Write out the whole listing exactly as it stands.

--- START ---

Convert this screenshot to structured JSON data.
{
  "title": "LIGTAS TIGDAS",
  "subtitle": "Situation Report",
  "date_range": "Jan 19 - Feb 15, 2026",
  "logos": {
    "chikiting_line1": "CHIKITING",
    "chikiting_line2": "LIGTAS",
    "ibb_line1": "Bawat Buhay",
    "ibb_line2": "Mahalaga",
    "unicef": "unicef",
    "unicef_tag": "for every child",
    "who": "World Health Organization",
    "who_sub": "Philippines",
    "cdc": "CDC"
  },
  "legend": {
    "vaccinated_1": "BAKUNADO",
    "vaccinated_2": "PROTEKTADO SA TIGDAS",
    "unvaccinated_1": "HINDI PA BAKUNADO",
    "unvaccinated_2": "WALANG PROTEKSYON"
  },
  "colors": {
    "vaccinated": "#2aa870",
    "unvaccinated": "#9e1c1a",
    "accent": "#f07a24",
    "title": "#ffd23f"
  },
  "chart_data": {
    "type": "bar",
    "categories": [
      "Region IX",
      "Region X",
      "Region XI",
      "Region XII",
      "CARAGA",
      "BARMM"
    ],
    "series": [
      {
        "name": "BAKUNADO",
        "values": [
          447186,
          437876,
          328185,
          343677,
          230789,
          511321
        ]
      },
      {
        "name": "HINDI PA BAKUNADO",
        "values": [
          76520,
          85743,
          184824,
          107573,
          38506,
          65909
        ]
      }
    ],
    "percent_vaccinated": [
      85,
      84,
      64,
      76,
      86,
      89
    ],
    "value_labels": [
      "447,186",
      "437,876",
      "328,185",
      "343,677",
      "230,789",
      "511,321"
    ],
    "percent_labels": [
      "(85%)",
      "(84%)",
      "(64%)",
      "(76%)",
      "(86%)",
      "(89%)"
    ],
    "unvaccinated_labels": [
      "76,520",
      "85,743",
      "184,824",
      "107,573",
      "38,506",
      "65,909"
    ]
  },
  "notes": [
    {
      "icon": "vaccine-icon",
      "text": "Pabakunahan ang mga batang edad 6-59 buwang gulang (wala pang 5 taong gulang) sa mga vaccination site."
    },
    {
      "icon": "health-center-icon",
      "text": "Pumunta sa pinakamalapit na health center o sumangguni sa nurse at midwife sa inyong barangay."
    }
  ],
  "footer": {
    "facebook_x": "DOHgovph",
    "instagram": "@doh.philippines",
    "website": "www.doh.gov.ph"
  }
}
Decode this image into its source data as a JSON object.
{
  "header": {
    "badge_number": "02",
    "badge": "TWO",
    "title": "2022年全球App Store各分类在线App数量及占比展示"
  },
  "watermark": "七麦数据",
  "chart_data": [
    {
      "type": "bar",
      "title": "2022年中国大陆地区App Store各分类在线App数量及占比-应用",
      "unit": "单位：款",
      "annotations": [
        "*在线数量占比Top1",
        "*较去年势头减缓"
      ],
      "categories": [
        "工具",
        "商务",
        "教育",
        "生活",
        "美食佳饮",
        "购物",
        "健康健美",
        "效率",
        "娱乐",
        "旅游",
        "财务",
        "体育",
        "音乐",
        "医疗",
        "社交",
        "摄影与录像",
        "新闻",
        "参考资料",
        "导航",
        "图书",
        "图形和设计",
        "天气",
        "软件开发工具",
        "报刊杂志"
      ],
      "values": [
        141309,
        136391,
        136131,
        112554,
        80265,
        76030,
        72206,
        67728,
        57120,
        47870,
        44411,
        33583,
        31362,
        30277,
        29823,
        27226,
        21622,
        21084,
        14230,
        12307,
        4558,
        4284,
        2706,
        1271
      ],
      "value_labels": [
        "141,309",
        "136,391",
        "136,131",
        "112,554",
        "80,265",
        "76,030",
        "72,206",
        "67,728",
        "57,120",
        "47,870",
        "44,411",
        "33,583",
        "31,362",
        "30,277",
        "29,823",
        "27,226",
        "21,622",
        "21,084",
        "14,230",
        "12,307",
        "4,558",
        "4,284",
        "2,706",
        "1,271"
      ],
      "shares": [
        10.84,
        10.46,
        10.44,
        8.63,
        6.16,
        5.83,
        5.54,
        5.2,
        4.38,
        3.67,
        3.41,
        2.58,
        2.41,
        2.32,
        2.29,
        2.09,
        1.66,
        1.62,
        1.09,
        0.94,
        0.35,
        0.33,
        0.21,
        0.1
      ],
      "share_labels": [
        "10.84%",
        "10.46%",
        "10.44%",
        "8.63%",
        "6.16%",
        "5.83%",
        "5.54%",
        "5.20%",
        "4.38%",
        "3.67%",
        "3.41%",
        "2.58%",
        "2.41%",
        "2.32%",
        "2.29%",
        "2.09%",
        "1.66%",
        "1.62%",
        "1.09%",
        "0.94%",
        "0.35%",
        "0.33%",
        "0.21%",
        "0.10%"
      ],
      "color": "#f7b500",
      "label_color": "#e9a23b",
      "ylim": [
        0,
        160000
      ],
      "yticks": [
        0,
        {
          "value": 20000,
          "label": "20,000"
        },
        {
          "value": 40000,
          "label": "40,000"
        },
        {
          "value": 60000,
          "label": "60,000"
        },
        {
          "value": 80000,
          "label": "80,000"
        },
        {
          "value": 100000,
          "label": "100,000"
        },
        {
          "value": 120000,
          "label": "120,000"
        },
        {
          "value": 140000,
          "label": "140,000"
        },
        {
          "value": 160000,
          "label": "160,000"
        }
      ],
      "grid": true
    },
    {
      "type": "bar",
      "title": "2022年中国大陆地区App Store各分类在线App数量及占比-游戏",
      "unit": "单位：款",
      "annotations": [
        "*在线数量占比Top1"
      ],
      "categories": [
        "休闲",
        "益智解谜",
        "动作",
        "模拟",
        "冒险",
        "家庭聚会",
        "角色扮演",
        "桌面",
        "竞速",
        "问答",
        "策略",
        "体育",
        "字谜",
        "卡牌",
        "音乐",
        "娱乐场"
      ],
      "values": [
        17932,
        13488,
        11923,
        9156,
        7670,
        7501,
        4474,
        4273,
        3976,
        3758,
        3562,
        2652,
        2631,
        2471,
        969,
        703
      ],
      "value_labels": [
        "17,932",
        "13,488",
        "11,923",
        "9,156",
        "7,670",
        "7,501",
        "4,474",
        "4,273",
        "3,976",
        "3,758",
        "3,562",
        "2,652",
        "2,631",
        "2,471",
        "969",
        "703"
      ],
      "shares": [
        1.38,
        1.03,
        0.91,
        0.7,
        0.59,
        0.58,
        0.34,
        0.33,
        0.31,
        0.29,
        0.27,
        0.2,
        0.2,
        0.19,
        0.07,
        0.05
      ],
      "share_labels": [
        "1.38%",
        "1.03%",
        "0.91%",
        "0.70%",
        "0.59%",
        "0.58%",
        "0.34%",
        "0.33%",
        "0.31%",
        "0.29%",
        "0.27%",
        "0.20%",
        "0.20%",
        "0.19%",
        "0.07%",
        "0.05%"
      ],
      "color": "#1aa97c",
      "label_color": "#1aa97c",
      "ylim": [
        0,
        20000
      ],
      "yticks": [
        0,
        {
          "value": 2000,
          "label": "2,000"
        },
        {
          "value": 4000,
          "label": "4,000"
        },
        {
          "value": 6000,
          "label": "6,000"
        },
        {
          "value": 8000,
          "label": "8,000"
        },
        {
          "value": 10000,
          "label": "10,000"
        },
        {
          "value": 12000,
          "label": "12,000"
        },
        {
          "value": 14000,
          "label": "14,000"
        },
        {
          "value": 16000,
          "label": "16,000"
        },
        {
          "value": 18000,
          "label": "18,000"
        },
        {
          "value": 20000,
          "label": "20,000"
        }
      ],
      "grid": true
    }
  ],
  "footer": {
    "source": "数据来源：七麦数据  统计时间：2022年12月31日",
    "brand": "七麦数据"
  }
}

--- END ---

§ Problem solution:
Convert this screenshot to structured JSON data.
{
  "title": "LIGTAS TIGDAS",
  "subtitle": "Situation Report",
  "date_range": "Jan 19 - Feb 15, 2026",
  "logos": {
    "chikiting_line1": "CHIKITING",
    "chikiting_line2": "LIGTAS",
    "ibb_line1": "Bawat Buhay",
    "ibb_line2": "Mahalaga",
    "unicef": "unicef",
    "unicef_tag": "for every child",
    "who": "World Health Organization",
    "who_sub": "Philippines",
    "cdc": "CDC"
  },
  "legend": {
    "vaccinated_1": "BAKUNADO",
    "vaccinated_2": "PROTEKTADO SA TIGDAS",
    "unvaccinated_1": "HINDI PA BAKUNADO",
    "unvaccinated_2": "WALANG PROTEKSYON"
  },
  "colors": {
    "vaccinated": "#2aa870",
    "unvaccinated": "#9e1c1a",
    "accent": "#f07a24",
    "title": "#ffd23f"
  },
  "chart_data": {
    "type": "bar",
    "categories": [
      "Region IX",
      "Region X",
      "Region XI",
      "Region XII",
      "CARAGA",
      "BARMM"
    ],
    "series": [
      {
        "name": "BAKUNADO",
        "values": [
          447186,
          437876,
          328185,
          343677,
          230789,
          511321
        ]
      },
      {
        "name": "HINDI PA BAKUNADO",
        "values": [
          76520,
          85743,
          184824,
          107573,
          38506,
          65909
        ]
      }
    ],
    "percent_vaccinated": [
      85,
      84,
      64,
      76,
      86,
      89
    ],
    "value_labels": [
      "447,186",
      "437,876",
      "328,185",
      "343,677",
      "230,789",
      "511,321"
    ],
    "percent_labels": [
      "(85%)",
      "(84%)",
      "(64%)",
      "(76%)",
      "(86%)",
      "(89%)"
    ],
    "unvaccinated_labels": [
      "76,520",
      "85,743",
      "184,824",
      "107,573",
      "38,506",
      "65,909"
    ]
  },
  "notes": [
    {
      "icon": "vaccine-icon",
      "text": "Pabakunahan ang mga batang edad 6-59 buwang gulang (wala pang 5 taong gulang) sa mga vaccination site."
    },
    {
      "icon": "health-center-icon",
      "text": "Pumunta sa pinakamalapit na health center o sumangguni sa nurse at midwife sa inyong barangay."
    }
  ],
  "footer": {
    "facebook_x": "DOHgovph",
    "instagram": "@doh.philippines",
    "website": "www.doh.gov.ph"
  }
}
Decode this image into its source data as a JSON object.
{
  "header": {
    "badge_number": "02",
    "badge": "TWO",
    "title": "2022年全球App Store各分类在线App数量及占比展示"
  },
  "watermark": "七麦数据",
  "chart_data": [
    {
      "type": "bar",
      "title": "2022年中国大陆地区App Store各分类在线App数量及占比-应用",
      "unit": "单位：款",
      "annotations": [
        "*在线数量占比Top1",
        "*较去年势头减缓"
      ],
      "categories": [
        "工具",
        "商务",
        "教育",
        "生活",
        "美食佳饮",
        "购物",
        "健康健美",
        "效率",
        "娱乐",
        "旅游",
        "财务",
        "体育",
        "音乐",
        "医疗",
        "社交",
        "摄影与录像",
        "新闻",
        "参考资料",
        "导航",
        "图书",
        "图形和设计",
        "天气",
        "软件开发工具",
        "报刊杂志"
      ],
      "values": [
        141309,
        136391,
        136131,
        112554,
        80265,
        76030,
        72206,
        67728,
        57120,
        47870,
        44411,
        33583,
        31362,
        30277,
        29823,
        27226,
        21622,
        21084,
        14230,
        12307,
        4558,
        4284,
        2706,
        1271
      ],
      "value_labels": [
        "141,309",
        "136,391",
        "136,131",
        "112,554",
        "80,265",
        "76,030",
        "72,206",
        "67,728",
        "57,120",
        "47,870",
        "44,411",
        "33,583",
        "31,362",
        "30,277",
        "29,823",
        "27,226",
        "21,622",
        "21,084",
        "14,230",
        "12,307",
        "4,558",
        "4,284",
        "2,706",
        "1,271"
      ],
      "shares": [
        10.84,
        10.46,
        10.44,
        8.63,
        6.16,
        5.83,
        5.54,
        5.2,
        4.38,
        3.67,
        3.41,
        2.58,
        2.41,
        2.32,
        2.29,
        2.09,
        1.66,
        1.62,
        1.09,
        0.94,
        0.35,
        0.33,
        0.21,
        0.1
      ],
      "share_labels": [
        "10.84%",
        "10.46%",
        "10.44%",
        "8.63%",
        "6.16%",
        "5.83%",
        "5.54%",
        "5.20%",
        "4.38%",
        "3.67%",
        "3.41%",
        "2.58%",
        "2.41%",
        "2.32%",
        "2.29%",
        "2.09%",
        "1.66%",
        "1.62%",
        "1.09%",
        "0.94%",
        "0.35%",
        "0.33%",
        "0.21%",
        "0.10%"
      ],
      "color": "#f7b500",
      "label_color": "#e9a23b",
      "ylim": [
        0,
        160000
      ],
      "yticks": [
        0,
        {
          "value": 20000,
          "label": "20,000"
        },
        {
          "value": 40000,
          "label": "40,000"
        },
        {
          "value": 60000,
          "label": "60,000"
        },
        {
          "value": 80000,
          "label": "80,000"
        },
        {
          "value": 100000,
          "label": "100,000"
        },
        {
          "value": 120000,
          "label": "120,000"
        },
        {
          "value": 140000,
          "label": "140,000"
        },
        {
          "value": 160000,
          "label": "160,000"
        }
      ],
      "grid": true
    },
    {
      "type": "bar",
      "title": "2022年中国大陆地区App Store各分类在线App数量及占比-游戏",
      "unit": "单位：款",
      "annotations": [
        "*在线数量占比Top1"
      ],
      "categories": [
        "休闲",
        "益智解谜",
        "动作",
        "模拟",
        "冒险",
        "家庭聚会",
        "角色扮演",
        "桌面",
        "竞速",
        "问答",
        "策略",
        "体育",
        "字谜",
        "卡牌",
        "音乐",
        "娱乐场"
      ],
      "values": [
        17932,
        13488,
        11923,
        9156,
        7670,
        7501,
        4474,
        4273,
        3976,
        3758,
        3562,
        2652,
        2631,
        2471,
        969,
        703
      ],
      "value_labels": [
        "17,932",
        "13,488",
        "11,923",
        "9,156",
        "7,670",
        "7,501",
        "4,474",
        "4,273",
        "3,976",
        "3,758",
        "3,562",
        "2,652",
        "2,631",
        "2,471",
        "969",
        "703"
      ],
      "shares": [
        1.38,
        1.03,
        0.91,
        0.7,
        0.59,
        0.58,
        0.34,
        0.33,
        0.31,
        0.29,
        0.27,
        0.2,
        0.2,
        0.19,
        0.07,
        0.05
      ],
      "share_labels": [
        "1.38%",
        "1.03%",
        "0.91%",
        "0.70%",
        "0.59%",
        "0.58%",
        "0.34%",
        "0.33%",
        "0.31%",
        "0.29%",
        "0.27%",
        "0.20%",
        "0.20%",
        "0.19%",
        "0.07%",
        "0.05%"
      ],
      "color": "#1aa97c",
      "label_color": "#1aa97c",
      "ylim": [
        0,
        20000
      ],
      "yticks": [
        0,
        {
          "value": 2000,
          "label": "2,000"
        },
        {
          "value": 4000,
          "label": "4,000"
        },
        {
          "value": 6000,
          "label": "6,000"
        },
        {
          "value": 8000,
          "label": "8,000"
        },
        {
          "value": 10000,
          "label": "10,000"
        },
        {
          "value": 12000,
          "label": "12,000"
        },
        {
          "value": 14000,
          "label": "14,000"
        },
        {
          "value": 16000,
          "label": "16,000"
        },
        {
          "value": 18000,
          "label": "18,000"
        },
        {
          "value": 20000,
          "label": "20,000"
        }
      ],
      "grid": true
    }
  ],
  "footer": {
    "source": "数据来源：七麦数据  统计时间：2022年12月31日",
    "brand": "七麦数据"
  }
}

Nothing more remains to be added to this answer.